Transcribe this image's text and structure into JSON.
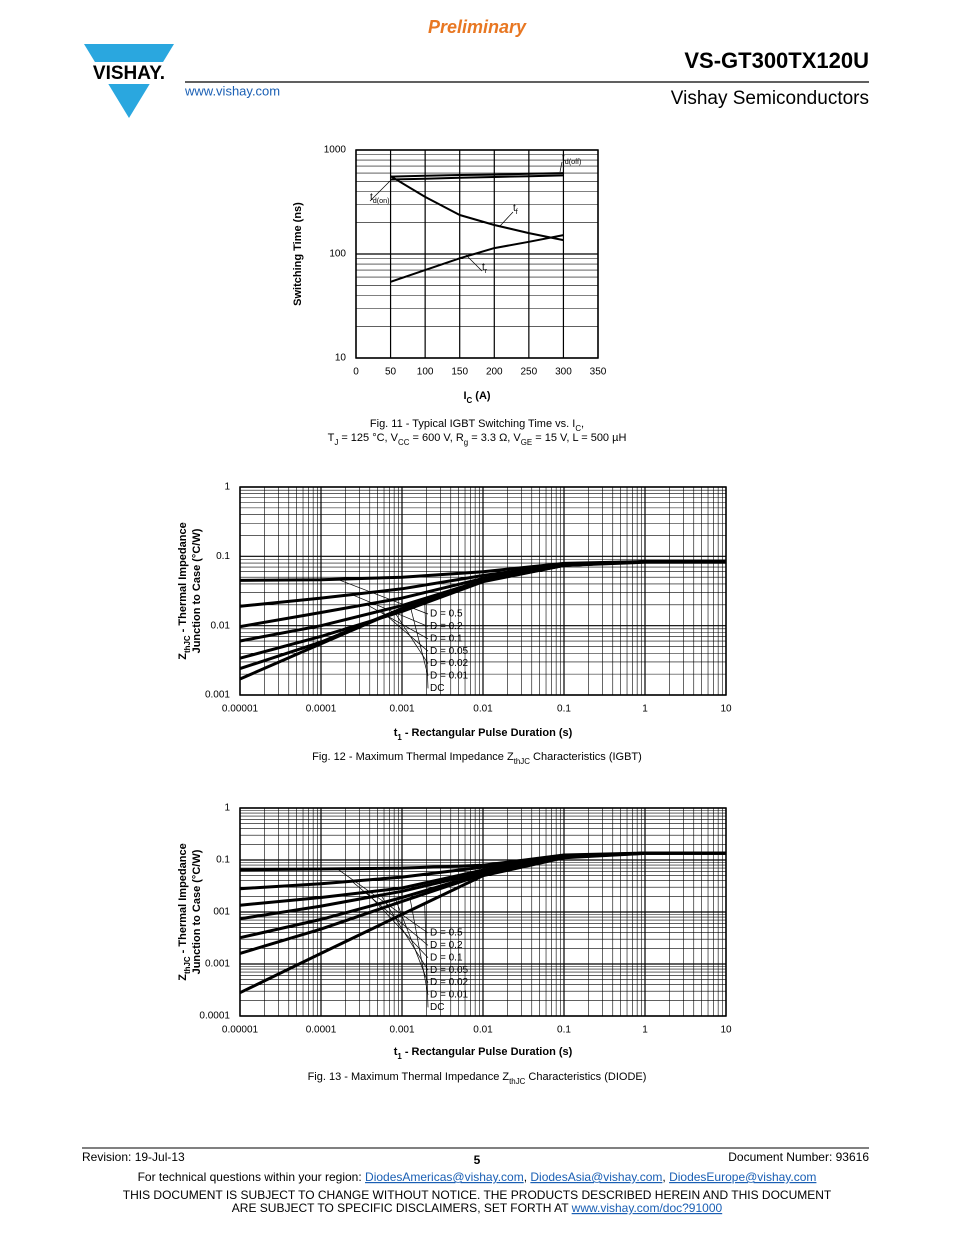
{
  "header": {
    "preliminary": "Preliminary",
    "logo": "VISHAY.",
    "title": "VS-GT300TX120U",
    "company": "Vishay Semiconductors",
    "url": "www.vishay.com"
  },
  "chart_data": [
    {
      "type": "line",
      "x_label": [
        "I",
        "C",
        " (A)"
      ],
      "y_label": [
        [
          "Switching Time (ns)"
        ]
      ],
      "caption": [
        [
          "Fig. 11 - Typical IGBT Switching Time vs. I",
          "C",
          ","
        ],
        [
          "T",
          "J",
          " = 125 °C, V",
          "CC",
          " = 600 V, R",
          "g",
          " = 3.3 Ω, V",
          "GE",
          " = 15 V, L = 500 µH"
        ]
      ],
      "x": [
        50,
        100,
        150,
        200,
        250,
        300
      ],
      "xlim": [
        0,
        350
      ],
      "xticks": [
        0,
        50,
        100,
        150,
        200,
        250,
        300,
        350
      ],
      "xscale": "linear",
      "ylim": [
        10,
        1000
      ],
      "yticks": [
        10,
        100,
        1000
      ],
      "yscale": "log",
      "grid": true,
      "series": [
        {
          "name": [
            "t",
            "d(off)"
          ],
          "color": "#000000",
          "values": [
            555,
            565,
            575,
            580,
            590,
            600
          ]
        },
        {
          "name": [
            "t",
            "d(on)"
          ],
          "color": "#000000",
          "values": [
            520,
            530,
            540,
            550,
            560,
            570
          ]
        },
        {
          "name": [
            "t",
            "f"
          ],
          "color": "#000000",
          "values": [
            560,
            354,
            237,
            190,
            159,
            136
          ]
        },
        {
          "name": [
            "t",
            "r"
          ],
          "color": "#000000",
          "values": [
            54,
            70,
            91,
            114,
            131,
            152
          ]
        }
      ]
    },
    {
      "type": "line",
      "x_label": [
        "t",
        "1",
        " - Rectangular Pulse Duration (s)"
      ],
      "y_label": [
        [
          "Z",
          "thJC",
          " - Thermal Impedance"
        ],
        [
          "Junction to Case (°C/W)"
        ]
      ],
      "caption": [
        [
          "Fig. 12 - Maximum Thermal Impedance Z",
          "thJC",
          " Characteristics (IGBT)"
        ]
      ],
      "x": [
        1e-05,
        0.0001,
        0.001,
        0.01,
        0.1,
        1,
        10
      ],
      "xlim": [
        1e-05,
        10
      ],
      "xticks": [
        {
          "value": 1e-05,
          "label": "0.00001"
        },
        0.0001,
        0.001,
        0.01,
        0.1,
        1,
        10
      ],
      "xscale": "log",
      "ylim": [
        0.001,
        1
      ],
      "yticks": [
        0.001,
        0.01,
        0.1,
        1
      ],
      "yscale": "log",
      "grid": true,
      "series": [
        {
          "name": "D = 0.5",
          "color": "#000000",
          "values": [
            0.045,
            0.046,
            0.05,
            0.06,
            0.079,
            0.084,
            0.084
          ]
        },
        {
          "name": "D = 0.2",
          "color": "#000000",
          "values": [
            0.019,
            0.025,
            0.034,
            0.053,
            0.077,
            0.084,
            0.084
          ]
        },
        {
          "name": "D = 0.1",
          "color": "#000000",
          "values": [
            0.0097,
            0.0155,
            0.025,
            0.048,
            0.074,
            0.084,
            0.084
          ]
        },
        {
          "name": "D = 0.05",
          "color": "#000000",
          "values": [
            0.006,
            0.01,
            0.0195,
            0.045,
            0.074,
            0.084,
            0.084
          ]
        },
        {
          "name": "D = 0.02",
          "color": "#000000",
          "values": [
            0.0034,
            0.007,
            0.016,
            0.043,
            0.074,
            0.084,
            0.084
          ]
        },
        {
          "name": "D = 0.01",
          "color": "#000000",
          "values": [
            0.0024,
            0.0058,
            0.0177,
            0.044,
            0.074,
            0.084,
            0.084
          ]
        },
        {
          "name": "DC",
          "color": "#000000",
          "values": [
            0.0017,
            0.0055,
            0.0175,
            0.045,
            0.074,
            0.082,
            0.082
          ]
        }
      ]
    },
    {
      "type": "line",
      "x_label": [
        "t",
        "1",
        " - Rectangular Pulse Duration (s)"
      ],
      "y_label": [
        [
          "Z",
          "thJC",
          " - Thermal Impedance"
        ],
        [
          "Junction to Case (°C/W)"
        ]
      ],
      "caption": [
        [
          "Fig. 13 - Maximum Thermal Impedance Z",
          "thJC",
          " Characteristics (DIODE)"
        ]
      ],
      "x": [
        1e-05,
        0.0001,
        0.001,
        0.01,
        0.1,
        1,
        10
      ],
      "xlim": [
        1e-05,
        10
      ],
      "xticks": [
        {
          "value": 1e-05,
          "label": "0.00001"
        },
        0.0001,
        0.001,
        0.01,
        0.1,
        1,
        10
      ],
      "xscale": "log",
      "ylim": [
        0.0001,
        1
      ],
      "yticks": [
        0.0001,
        0.001,
        {
          "value": 0.01,
          "label": "001"
        },
        0.1,
        1
      ],
      "yscale": "log",
      "grid": true,
      "series": [
        {
          "name": "D = 0.5",
          "color": "#000000",
          "values": [
            0.065,
            0.067,
            0.07,
            0.079,
            0.125,
            0.136,
            0.136
          ]
        },
        {
          "name": "D = 0.2",
          "color": "#000000",
          "values": [
            0.028,
            0.035,
            0.047,
            0.073,
            0.12,
            0.136,
            0.136
          ]
        },
        {
          "name": "D = 0.1",
          "color": "#000000",
          "values": [
            0.0135,
            0.019,
            0.029,
            0.064,
            0.118,
            0.136,
            0.136
          ]
        },
        {
          "name": "D = 0.05",
          "color": "#000000",
          "values": [
            0.0074,
            0.013,
            0.025,
            0.058,
            0.115,
            0.136,
            0.136
          ]
        },
        {
          "name": "D = 0.02",
          "color": "#000000",
          "values": [
            0.0032,
            0.0072,
            0.019,
            0.055,
            0.113,
            0.136,
            0.136
          ]
        },
        {
          "name": "D = 0.01",
          "color": "#000000",
          "values": [
            0.0016,
            0.0047,
            0.016,
            0.053,
            0.112,
            0.136,
            0.136
          ]
        },
        {
          "name": "DC",
          "color": "#000000",
          "values": [
            0.00028,
            0.0016,
            0.009,
            0.05,
            0.11,
            0.134,
            0.134
          ]
        }
      ]
    }
  ],
  "footer": {
    "revision": "Revision: 19-Jul-13",
    "page": "5",
    "document": "Document Number: 93616",
    "contact": [
      "For technical questions within your region: ",
      "DiodesAmericas@vishay.com",
      ", ",
      "DiodesAsia@vishay.com",
      ", ",
      "DiodesEurope@vishay.com"
    ],
    "disclaimer": [
      [
        "THIS DOCUMENT IS SUBJECT TO CHANGE WITHOUT NOTICE. THE PRODUCTS DESCRIBED HEREIN AND THIS DOCUMENT"
      ],
      [
        "ARE SUBJECT TO SPECIFIC DISCLAIMERS, SET FORTH AT ",
        "www.vishay.com/doc?91000"
      ]
    ]
  }
}
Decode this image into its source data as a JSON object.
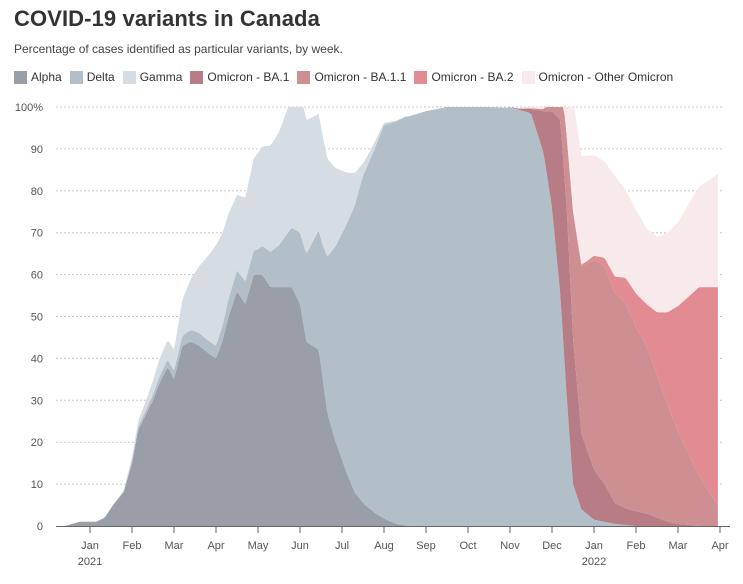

#### [Instructions to follow]
Write out every line above exactly as it is, leaving out the pictures.

#### [Solution to this task]
Transcribe this image's text and structure into JSON.
{
  "header": {
    "preliminary": "Preliminary",
    "logo": "VISHAY.",
    "title": "VS-GT300TX120U",
    "company": "Vishay Semiconductors",
    "url": "www.vishay.com"
  },
  "chart_data": [
    {
      "type": "line",
      "x_label": [
        "I",
        "C",
        " (A)"
      ],
      "y_label": [
        [
          "Switching Time (ns)"
        ]
      ],
      "caption": [
        [
          "Fig. 11 - Typical IGBT Switching Time vs. I",
          "C",
          ","
        ],
        [
          "T",
          "J",
          " = 125 °C, V",
          "CC",
          " = 600 V, R",
          "g",
          " = 3.3 Ω, V",
          "GE",
          " = 15 V, L = 500 µH"
        ]
      ],
      "x": [
        50,
        100,
        150,
        200,
        250,
        300
      ],
      "xlim": [
        0,
        350
      ],
      "xticks": [
        0,
        50,
        100,
        150,
        200,
        250,
        300,
        350
      ],
      "xscale": "linear",
      "ylim": [
        10,
        1000
      ],
      "yticks": [
        10,
        100,
        1000
      ],
      "yscale": "log",
      "grid": true,
      "series": [
        {
          "name": [
            "t",
            "d(off)"
          ],
          "color": "#000000",
          "values": [
            555,
            565,
            575,
            580,
            590,
            600
          ]
        },
        {
          "name": [
            "t",
            "d(on)"
          ],
          "color": "#000000",
          "values": [
            520,
            530,
            540,
            550,
            560,
            570
          ]
        },
        {
          "name": [
            "t",
            "f"
          ],
          "color": "#000000",
          "values": [
            560,
            354,
            237,
            190,
            159,
            136
          ]
        },
        {
          "name": [
            "t",
            "r"
          ],
          "color": "#000000",
          "values": [
            54,
            70,
            91,
            114,
            131,
            152
          ]
        }
      ]
    },
    {
      "type": "line",
      "x_label": [
        "t",
        "1",
        " - Rectangular Pulse Duration (s)"
      ],
      "y_label": [
        [
          "Z",
          "thJC",
          " - Thermal Impedance"
        ],
        [
          "Junction to Case (°C/W)"
        ]
      ],
      "caption": [
        [
          "Fig. 12 - Maximum Thermal Impedance Z",
          "thJC",
          " Characteristics (IGBT)"
        ]
      ],
      "x": [
        1e-05,
        0.0001,
        0.001,
        0.01,
        0.1,
        1,
        10
      ],
      "xlim": [
        1e-05,
        10
      ],
      "xticks": [
        {
          "value": 1e-05,
          "label": "0.00001"
        },
        0.0001,
        0.001,
        0.01,
        0.1,
        1,
        10
      ],
      "xscale": "log",
      "ylim": [
        0.001,
        1
      ],
      "yticks": [
        0.001,
        0.01,
        0.1,
        1
      ],
      "yscale": "log",
      "grid": true,
      "series": [
        {
          "name": "D = 0.5",
          "color": "#000000",
          "values": [
            0.045,
            0.046,
            0.05,
            0.06,
            0.079,
            0.084,
            0.084
          ]
        },
        {
          "name": "D = 0.2",
          "color": "#000000",
          "values": [
            0.019,
            0.025,
            0.034,
            0.053,
            0.077,
            0.084,
            0.084
          ]
        },
        {
          "name": "D = 0.1",
          "color": "#000000",
          "values": [
            0.0097,
            0.0155,
            0.025,
            0.048,
            0.074,
            0.084,
            0.084
          ]
        },
        {
          "name": "D = 0.05",
          "color": "#000000",
          "values": [
            0.006,
            0.01,
            0.0195,
            0.045,
            0.074,
            0.084,
            0.084
          ]
        },
        {
          "name": "D = 0.02",
          "color": "#000000",
          "values": [
            0.0034,
            0.007,
            0.016,
            0.043,
            0.074,
            0.084,
            0.084
          ]
        },
        {
          "name": "D = 0.01",
          "color": "#000000",
          "values": [
            0.0024,
            0.0058,
            0.0177,
            0.044,
            0.074,
            0.084,
            0.084
          ]
        },
        {
          "name": "DC",
          "color": "#000000",
          "values": [
            0.0017,
            0.0055,
            0.0175,
            0.045,
            0.074,
            0.082,
            0.082
          ]
        }
      ]
    },
    {
      "type": "line",
      "x_label": [
        "t",
        "1",
        " - Rectangular Pulse Duration (s)"
      ],
      "y_label": [
        [
          "Z",
          "thJC",
          " - Thermal Impedance"
        ],
        [
          "Junction to Case (°C/W)"
        ]
      ],
      "caption": [
        [
          "Fig. 13 - Maximum Thermal Impedance Z",
          "thJC",
          " Characteristics (DIODE)"
        ]
      ],
      "x": [
        1e-05,
        0.0001,
        0.001,
        0.01,
        0.1,
        1,
        10
      ],
      "xlim": [
        1e-05,
        10
      ],
      "xticks": [
        {
          "value": 1e-05,
          "label": "0.00001"
        },
        0.0001,
        0.001,
        0.01,
        0.1,
        1,
        10
      ],
      "xscale": "log",
      "ylim": [
        0.0001,
        1
      ],
      "yticks": [
        0.0001,
        0.001,
        {
          "value": 0.01,
          "label": "001"
        },
        0.1,
        1
      ],
      "yscale": "log",
      "grid": true,
      "series": [
        {
          "name": "D = 0.5",
          "color": "#000000",
          "values": [
            0.065,
            0.067,
            0.07,
            0.079,
            0.125,
            0.136,
            0.136
          ]
        },
        {
          "name": "D = 0.2",
          "color": "#000000",
          "values": [
            0.028,
            0.035,
            0.047,
            0.073,
            0.12,
            0.136,
            0.136
          ]
        },
        {
          "name": "D = 0.1",
          "color": "#000000",
          "values": [
            0.0135,
            0.019,
            0.029,
            0.064,
            0.118,
            0.136,
            0.136
          ]
        },
        {
          "name": "D = 0.05",
          "color": "#000000",
          "values": [
            0.0074,
            0.013,
            0.025,
            0.058,
            0.115,
            0.136,
            0.136
          ]
        },
        {
          "name": "D = 0.02",
          "color": "#000000",
          "values": [
            0.0032,
            0.0072,
            0.019,
            0.055,
            0.113,
            0.136,
            0.136
          ]
        },
        {
          "name": "D = 0.01",
          "color": "#000000",
          "values": [
            0.0016,
            0.0047,
            0.016,
            0.053,
            0.112,
            0.136,
            0.136
          ]
        },
        {
          "name": "DC",
          "color": "#000000",
          "values": [
            0.00028,
            0.0016,
            0.009,
            0.05,
            0.11,
            0.134,
            0.134
          ]
        }
      ]
    }
  ],
  "footer": {
    "revision": "Revision: 19-Jul-13",
    "page": "5",
    "document": "Document Number: 93616",
    "contact": [
      "For technical questions within your region: ",
      "DiodesAmericas@vishay.com",
      ", ",
      "DiodesAsia@vishay.com",
      ", ",
      "DiodesEurope@vishay.com"
    ],
    "disclaimer": [
      [
        "THIS DOCUMENT IS SUBJECT TO CHANGE WITHOUT NOTICE. THE PRODUCTS DESCRIBED HEREIN AND THIS DOCUMENT"
      ],
      [
        "ARE SUBJECT TO SPECIFIC DISCLAIMERS, SET FORTH AT ",
        "www.vishay.com/doc?91000"
      ]
    ]
  }
}
Decode this image into its source data as a JSON object.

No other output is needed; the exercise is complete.